• To be done: Retype the full set of records. Keep every character identical.

• Record excerpts:
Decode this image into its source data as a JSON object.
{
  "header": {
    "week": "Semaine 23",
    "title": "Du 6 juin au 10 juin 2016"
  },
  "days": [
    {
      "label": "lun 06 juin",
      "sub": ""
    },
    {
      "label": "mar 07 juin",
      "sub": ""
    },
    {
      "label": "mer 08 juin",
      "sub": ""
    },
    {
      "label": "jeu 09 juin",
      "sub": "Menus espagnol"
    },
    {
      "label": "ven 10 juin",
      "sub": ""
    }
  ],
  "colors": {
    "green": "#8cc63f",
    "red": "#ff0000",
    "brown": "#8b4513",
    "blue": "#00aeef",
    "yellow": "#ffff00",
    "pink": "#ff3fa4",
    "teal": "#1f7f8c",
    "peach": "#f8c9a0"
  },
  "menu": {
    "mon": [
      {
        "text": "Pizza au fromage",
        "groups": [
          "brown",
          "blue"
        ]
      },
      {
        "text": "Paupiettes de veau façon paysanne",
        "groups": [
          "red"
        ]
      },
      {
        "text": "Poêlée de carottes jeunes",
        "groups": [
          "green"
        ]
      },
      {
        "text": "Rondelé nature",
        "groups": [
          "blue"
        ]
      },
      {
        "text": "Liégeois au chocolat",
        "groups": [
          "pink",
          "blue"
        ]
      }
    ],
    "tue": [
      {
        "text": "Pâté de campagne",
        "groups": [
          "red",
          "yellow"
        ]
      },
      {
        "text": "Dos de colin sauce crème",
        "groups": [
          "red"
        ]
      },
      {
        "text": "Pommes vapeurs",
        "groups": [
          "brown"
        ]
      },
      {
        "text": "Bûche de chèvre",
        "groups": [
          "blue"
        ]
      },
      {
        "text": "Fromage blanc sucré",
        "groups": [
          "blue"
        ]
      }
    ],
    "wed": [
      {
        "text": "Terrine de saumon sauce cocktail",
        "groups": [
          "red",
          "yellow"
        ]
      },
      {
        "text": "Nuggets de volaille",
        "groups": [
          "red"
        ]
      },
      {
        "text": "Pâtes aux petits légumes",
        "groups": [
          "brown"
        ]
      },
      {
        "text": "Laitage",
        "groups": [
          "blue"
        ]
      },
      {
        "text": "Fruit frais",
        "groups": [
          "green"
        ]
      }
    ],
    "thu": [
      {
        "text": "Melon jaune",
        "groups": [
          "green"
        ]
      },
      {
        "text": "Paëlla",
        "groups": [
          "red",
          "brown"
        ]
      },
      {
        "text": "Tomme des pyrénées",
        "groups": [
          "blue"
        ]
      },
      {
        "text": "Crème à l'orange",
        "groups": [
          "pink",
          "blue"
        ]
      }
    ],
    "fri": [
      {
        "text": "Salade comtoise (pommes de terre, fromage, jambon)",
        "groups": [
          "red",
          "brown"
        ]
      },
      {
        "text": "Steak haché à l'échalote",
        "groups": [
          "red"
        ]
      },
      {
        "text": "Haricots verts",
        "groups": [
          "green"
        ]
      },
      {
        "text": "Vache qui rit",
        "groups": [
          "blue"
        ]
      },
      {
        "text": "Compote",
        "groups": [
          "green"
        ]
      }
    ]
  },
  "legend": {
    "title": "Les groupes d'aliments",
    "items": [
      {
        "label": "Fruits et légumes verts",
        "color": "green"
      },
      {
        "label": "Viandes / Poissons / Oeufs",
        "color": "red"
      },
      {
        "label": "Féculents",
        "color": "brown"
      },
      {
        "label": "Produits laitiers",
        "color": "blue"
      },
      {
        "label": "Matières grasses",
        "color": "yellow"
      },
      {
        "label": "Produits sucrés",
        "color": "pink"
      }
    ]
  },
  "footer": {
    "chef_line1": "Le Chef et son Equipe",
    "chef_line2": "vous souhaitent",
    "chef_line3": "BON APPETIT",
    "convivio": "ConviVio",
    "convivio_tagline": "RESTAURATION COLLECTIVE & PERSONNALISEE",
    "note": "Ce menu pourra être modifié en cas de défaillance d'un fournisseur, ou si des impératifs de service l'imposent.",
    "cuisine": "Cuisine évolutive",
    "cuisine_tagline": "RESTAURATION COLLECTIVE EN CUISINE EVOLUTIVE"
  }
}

• The completed task:
Decode this image into its source data as a JSON object.
{
  "header": {
    "week": "Semaine 23",
    "title": "Du 6 juin au 10 juin 2016"
  },
  "days": [
    {
      "label": "lun 06 juin",
      "sub": ""
    },
    {
      "label": "mar 07 juin",
      "sub": ""
    },
    {
      "label": "mer 08 juin",
      "sub": ""
    },
    {
      "label": "jeu 09 juin",
      "sub": "Menus espagnol"
    },
    {
      "label": "ven 10 juin",
      "sub": ""
    }
  ],
  "colors": {
    "green": "#8cc63f",
    "red": "#ff0000",
    "brown": "#8b4513",
    "blue": "#00aeef",
    "yellow": "#ffff00",
    "pink": "#ff3fa4",
    "teal": "#1f7f8c",
    "peach": "#f8c9a0"
  },
  "menu": {
    "mon": [
      {
        "text": "Pizza au fromage",
        "groups": [
          "brown",
          "blue"
        ]
      },
      {
        "text": "Paupiettes de veau façon paysanne",
        "groups": [
          "red"
        ]
      },
      {
        "text": "Poêlée de carottes jeunes",
        "groups": [
          "green"
        ]
      },
      {
        "text": "Rondelé nature",
        "groups": [
          "blue"
        ]
      },
      {
        "text": "Liégeois au chocolat",
        "groups": [
          "pink",
          "blue"
        ]
      }
    ],
    "tue": [
      {
        "text": "Pâté de campagne",
        "groups": [
          "red",
          "yellow"
        ]
      },
      {
        "text": "Dos de colin sauce crème",
        "groups": [
          "red"
        ]
      },
      {
        "text": "Pommes vapeurs",
        "groups": [
          "brown"
        ]
      },
      {
        "text": "Bûche de chèvre",
        "groups": [
          "blue"
        ]
      },
      {
        "text": "Fromage blanc sucré",
        "groups": [
          "blue"
        ]
      }
    ],
    "wed": [
      {
        "text": "Terrine de saumon sauce cocktail",
        "groups": [
          "red",
          "yellow"
        ]
      },
      {
        "text": "Nuggets de volaille",
        "groups": [
          "red"
        ]
      },
      {
        "text": "Pâtes aux petits légumes",
        "groups": [
          "brown"
        ]
      },
      {
        "text": "Laitage",
        "groups": [
          "blue"
        ]
      },
      {
        "text": "Fruit frais",
        "groups": [
          "green"
        ]
      }
    ],
    "thu": [
      {
        "text": "Melon jaune",
        "groups": [
          "green"
        ]
      },
      {
        "text": "Paëlla",
        "groups": [
          "red",
          "brown"
        ]
      },
      {
        "text": "Tomme des pyrénées",
        "groups": [
          "blue"
        ]
      },
      {
        "text": "Crème à l'orange",
        "groups": [
          "pink",
          "blue"
        ]
      }
    ],
    "fri": [
      {
        "text": "Salade comtoise (pommes de terre, fromage, jambon)",
        "groups": [
          "red",
          "brown"
        ]
      },
      {
        "text": "Steak haché à l'échalote",
        "groups": [
          "red"
        ]
      },
      {
        "text": "Haricots verts",
        "groups": [
          "green"
        ]
      },
      {
        "text": "Vache qui rit",
        "groups": [
          "blue"
        ]
      },
      {
        "text": "Compote",
        "groups": [
          "green"
        ]
      }
    ]
  },
  "legend": {
    "title": "Les groupes d'aliments",
    "items": [
      {
        "label": "Fruits et légumes verts",
        "color": "green"
      },
      {
        "label": "Viandes / Poissons / Oeufs",
        "color": "red"
      },
      {
        "label": "Féculents",
        "color": "brown"
      },
      {
        "label": "Produits laitiers",
        "color": "blue"
      },
      {
        "label": "Matières grasses",
        "color": "yellow"
      },
      {
        "label": "Produits sucrés",
        "color": "pink"
      }
    ]
  },
  "footer": {
    "chef_line1": "Le Chef et son Equipe",
    "chef_line2": "vous souhaitent",
    "chef_line3": "BON APPETIT",
    "convivio": "ConviVio",
    "convivio_tagline": "RESTAURATION COLLECTIVE & PERSONNALISEE",
    "note": "Ce menu pourra être modifié en cas de défaillance d'un fournisseur, ou si des impératifs de service l'imposent.",
    "cuisine": "Cuisine évolutive",
    "cuisine_tagline": "RESTAURATION COLLECTIVE EN CUISINE EVOLUTIVE"
  }
}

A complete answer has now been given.